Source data
++++++++++++++++++++

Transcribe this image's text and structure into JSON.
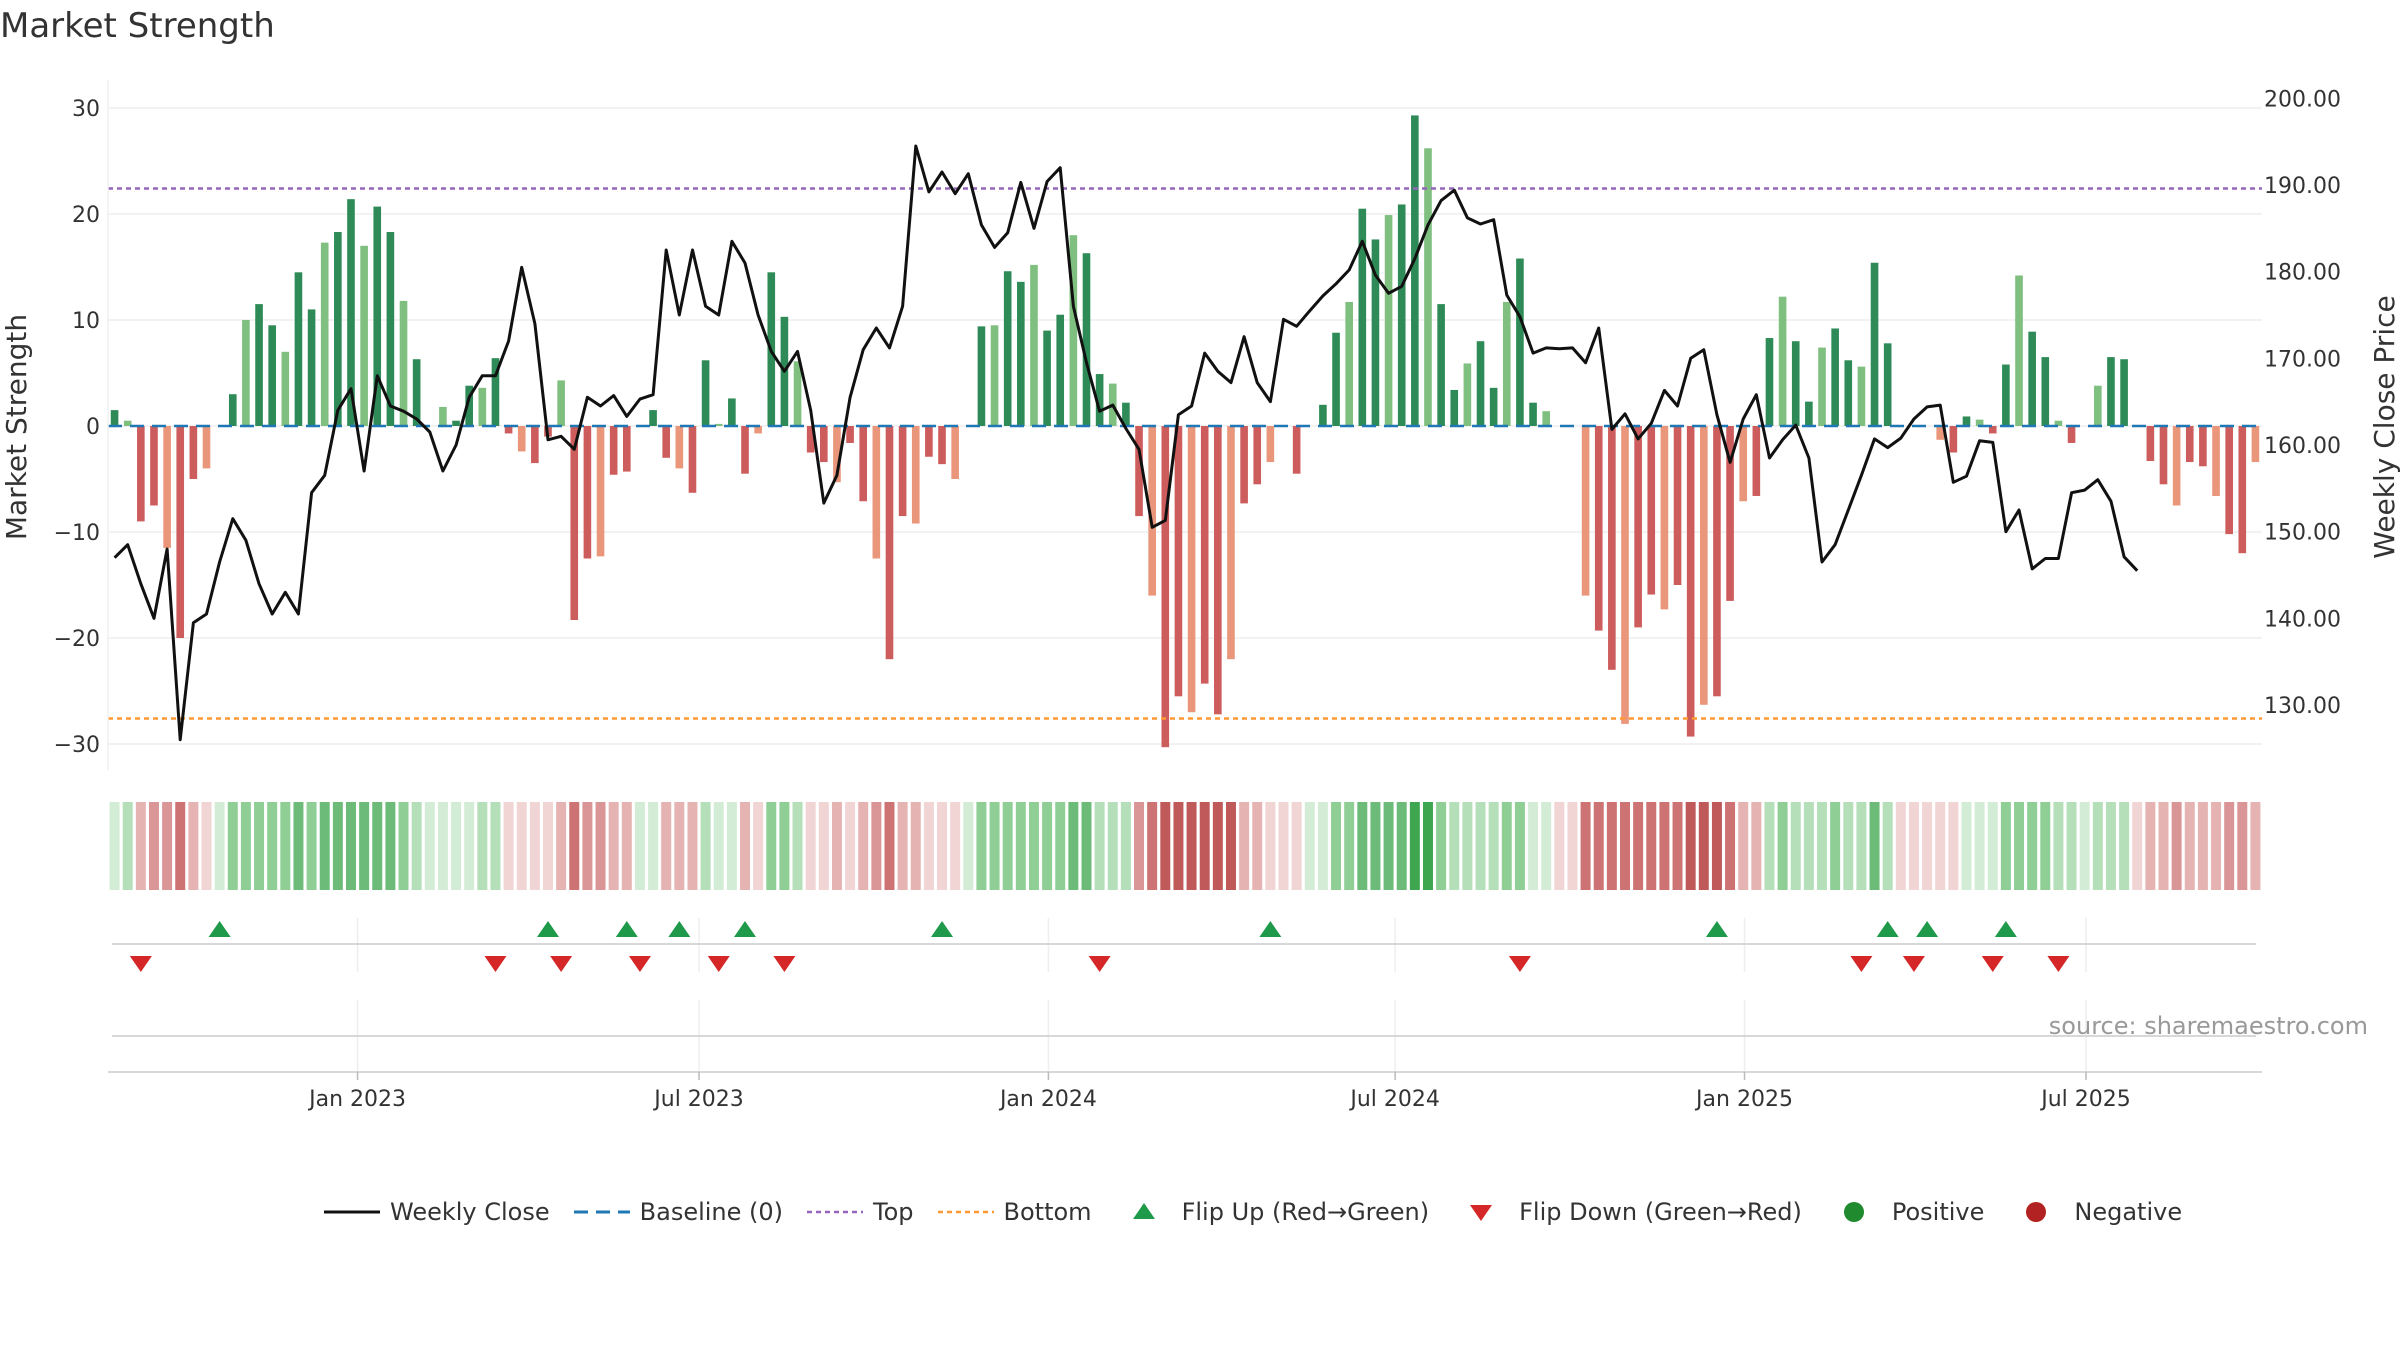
{
  "title": "Market Strength",
  "source_text": "source: sharemaestro.com",
  "legend": [
    {
      "label": "Weekly Close",
      "kind": "line",
      "color": "#111111"
    },
    {
      "label": "Baseline (0)",
      "kind": "dash",
      "color": "#1f77b4"
    },
    {
      "label": "Top",
      "kind": "dot",
      "color": "#9467bd"
    },
    {
      "label": "Bottom",
      "kind": "dot",
      "color": "#ff9933"
    },
    {
      "label": "Flip Up (Red→Green)",
      "kind": "tri-up",
      "color": "#1f9a4a"
    },
    {
      "label": "Flip Down (Green→Red)",
      "kind": "tri-down",
      "color": "#d62728"
    },
    {
      "label": "Positive",
      "kind": "circle",
      "color": "#1f8a2e"
    },
    {
      "label": "Negative",
      "kind": "circle",
      "color": "#b22222"
    }
  ],
  "colors": {
    "pos_dark": "#2e8b57",
    "pos_light": "#7fbf7f",
    "neg_dark": "#cd5c5c",
    "neg_light": "#e9967a",
    "price": "#111111",
    "baseline": "#1f77b4",
    "top": "#9467bd",
    "bottom": "#ff9933"
  },
  "chart_data": {
    "type": "bar",
    "title": "Market Strength",
    "ylabel_left": "Market Strength",
    "ylabel_right": "Weekly Close Price",
    "left_ylim": [
      -33,
      33
    ],
    "left_ticks": [
      30,
      20,
      10,
      0,
      -10,
      -20,
      -30
    ],
    "left_tick_labels": [
      "30",
      "20",
      "10",
      "0",
      "−10",
      "−20",
      "−30"
    ],
    "right_ylim": [
      122.5,
      203.5
    ],
    "right_ticks": [
      200,
      190,
      180,
      170,
      160,
      150,
      140,
      130
    ],
    "right_tick_labels": [
      "200.00",
      "190.00",
      "180.00",
      "170.00",
      "160.00",
      "150.00",
      "140.00",
      "130.00"
    ],
    "x_ticks": [
      19,
      45,
      71.6,
      98,
      124.6,
      150.6
    ],
    "x_tick_labels": [
      "Jan 2023",
      "Jul 2023",
      "Jan 2024",
      "Jul 2024",
      "Jan 2025",
      "Jul 2025"
    ],
    "top_level": 22.4,
    "bottom_level": -27.6,
    "baseline": 0,
    "strength": [
      1.5,
      0.5,
      -9,
      -7.5,
      -11.5,
      -20,
      -5,
      -4,
      0,
      3,
      10,
      11.5,
      9.5,
      7,
      14.5,
      11,
      17.3,
      18.3,
      21.4,
      17,
      20.7,
      18.3,
      11.8,
      6.3,
      0,
      1.8,
      0.5,
      3.8,
      3.6,
      6.4,
      -0.7,
      -2.4,
      -3.5,
      -1,
      4.3,
      -18.3,
      -12.5,
      -12.3,
      -4.6,
      -4.3,
      0,
      1.5,
      -3,
      -4,
      -6.3,
      6.2,
      0.2,
      2.6,
      -4.5,
      -0.7,
      14.5,
      10.3,
      6.1,
      -2.5,
      -3.4,
      -5.3,
      -1.6,
      -7.1,
      -12.5,
      -22,
      -8.5,
      -9.2,
      -2.9,
      -3.6,
      -5,
      0,
      9.4,
      9.5,
      14.6,
      13.6,
      15.2,
      9,
      10.5,
      18,
      16.3,
      4.9,
      4,
      2.2,
      -8.5,
      -16,
      -30.3,
      -25.5,
      -27,
      -24.3,
      -27.2,
      -22,
      -7.3,
      -5.5,
      -3.4,
      0,
      -4.5,
      0,
      2,
      8.8,
      11.7,
      20.5,
      17.6,
      19.9,
      20.9,
      29.3,
      26.2,
      11.5,
      3.4,
      5.9,
      8,
      3.6,
      11.7,
      15.8,
      2.2,
      1.4,
      0,
      0,
      -16,
      -19.3,
      -23,
      -28.1,
      -19,
      -15.9,
      -17.3,
      -15,
      -29.3,
      -26.3,
      -25.5,
      -16.5,
      -7.1,
      -6.6,
      8.3,
      12.2,
      8,
      2.3,
      7.4,
      9.2,
      6.2,
      5.6,
      15.4,
      7.8,
      0,
      0,
      0,
      -1.3,
      -2.5,
      0.9,
      0.6,
      -0.7,
      5.8,
      14.2,
      8.9,
      6.5,
      0.5,
      -1.6,
      0,
      3.8,
      6.5,
      6.3,
      0,
      -3.3,
      -5.5,
      -7.5,
      -3.4,
      -3.8,
      -6.6,
      -10.2,
      -12,
      -3.4
    ],
    "weekly_close": [
      147,
      148.5,
      144,
      140,
      148,
      126,
      139.5,
      140.5,
      146.5,
      151.5,
      149,
      144,
      140.5,
      143,
      140.5,
      154.5,
      156.5,
      164,
      166.5,
      157,
      168,
      164.5,
      163.9,
      163,
      161.5,
      157,
      160,
      165.5,
      168,
      168,
      172,
      180.5,
      174,
      160.6,
      161,
      159.5,
      165.5,
      164.5,
      165.7,
      163.3,
      165.3,
      165.8,
      182.5,
      175,
      182.5,
      176,
      175,
      183.5,
      181,
      175,
      170.8,
      168.5,
      170.8,
      164,
      153.3,
      156.5,
      165.5,
      171,
      173.5,
      171.2,
      176,
      194.5,
      189.2,
      191.5,
      189,
      191.3,
      185.4,
      182.8,
      184.5,
      190.3,
      185,
      190.4,
      192,
      176,
      169.5,
      163.9,
      164.6,
      161.9,
      159.5,
      150.5,
      151.3,
      163.5,
      164.5,
      170.6,
      168.5,
      167.2,
      172.5,
      167.2,
      165,
      174.5,
      173.7,
      175.5,
      177.2,
      178.6,
      180.2,
      183.5,
      179.6,
      177.5,
      178.3,
      181.5,
      185.4,
      188.2,
      189.4,
      186.2,
      185.5,
      186,
      177.3,
      174.8,
      170.6,
      171.2,
      171.1,
      171.2,
      169.5,
      173.5,
      161.8,
      163.6,
      160.7,
      162.5,
      166.3,
      164.5,
      170,
      171,
      163.5,
      158,
      163,
      165.8,
      158.5,
      160.6,
      162.3,
      158.5,
      146.5,
      148.5,
      152.5,
      156.5,
      160.7,
      159.7,
      160.8,
      163,
      164.4,
      164.6,
      155.7,
      156.4,
      160.5,
      160.3,
      150,
      152.5,
      145.7,
      146.9,
      146.9,
      154.5,
      154.8,
      156,
      153.5,
      147.1,
      145.5
    ],
    "flips_up": [
      8,
      33,
      39,
      43,
      48,
      63,
      88,
      122,
      135,
      138,
      144
    ],
    "flips_down": [
      2,
      29,
      34,
      40,
      46,
      51,
      75,
      107,
      133,
      137,
      143,
      148
    ],
    "strip_levels": [
      1,
      2,
      -2,
      -3,
      -3,
      -4,
      -2,
      -1,
      1,
      3,
      3,
      3,
      3,
      3,
      4,
      3,
      4,
      4,
      4,
      4,
      4,
      4,
      3,
      2,
      1,
      1,
      1,
      1,
      2,
      2,
      -1,
      -1,
      -1,
      -1,
      -2,
      -4,
      -3,
      -3,
      -2,
      -2,
      1,
      1,
      -2,
      -2,
      -2,
      2,
      1,
      1,
      -2,
      -1,
      3,
      3,
      2,
      -1,
      -1,
      -2,
      -1,
      -2,
      -3,
      -4,
      -2,
      -2,
      -1,
      -1,
      -1,
      1,
      3,
      3,
      3,
      3,
      3,
      3,
      3,
      4,
      4,
      2,
      2,
      2,
      -3,
      -4,
      -5,
      -5,
      -5,
      -5,
      -5,
      -5,
      -2,
      -2,
      -1,
      -1,
      -1,
      1,
      1,
      3,
      3,
      4,
      4,
      4,
      4,
      5,
      5,
      3,
      2,
      2,
      2,
      2,
      3,
      3,
      1,
      1,
      -1,
      -1,
      -4,
      -4,
      -4,
      -4,
      -4,
      -4,
      -4,
      -4,
      -5,
      -5,
      -5,
      -4,
      -2,
      -2,
      2,
      3,
      2,
      2,
      2,
      3,
      2,
      2,
      4,
      2,
      -1,
      -1,
      -1,
      -1,
      -1,
      1,
      1,
      1,
      3,
      3,
      3,
      3,
      2,
      2,
      1,
      2,
      2,
      2,
      -1,
      -2,
      -2,
      -3,
      -2,
      -2,
      -2,
      -3,
      -3,
      -2
    ]
  }
}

++++++++++++++++++++

In the records above, locate every line with the string "Green" and copy it.

**Solution to the problem**
      "label": "Flip Up (Red→Green)",
      "label": "Flip Down (Green→Red)",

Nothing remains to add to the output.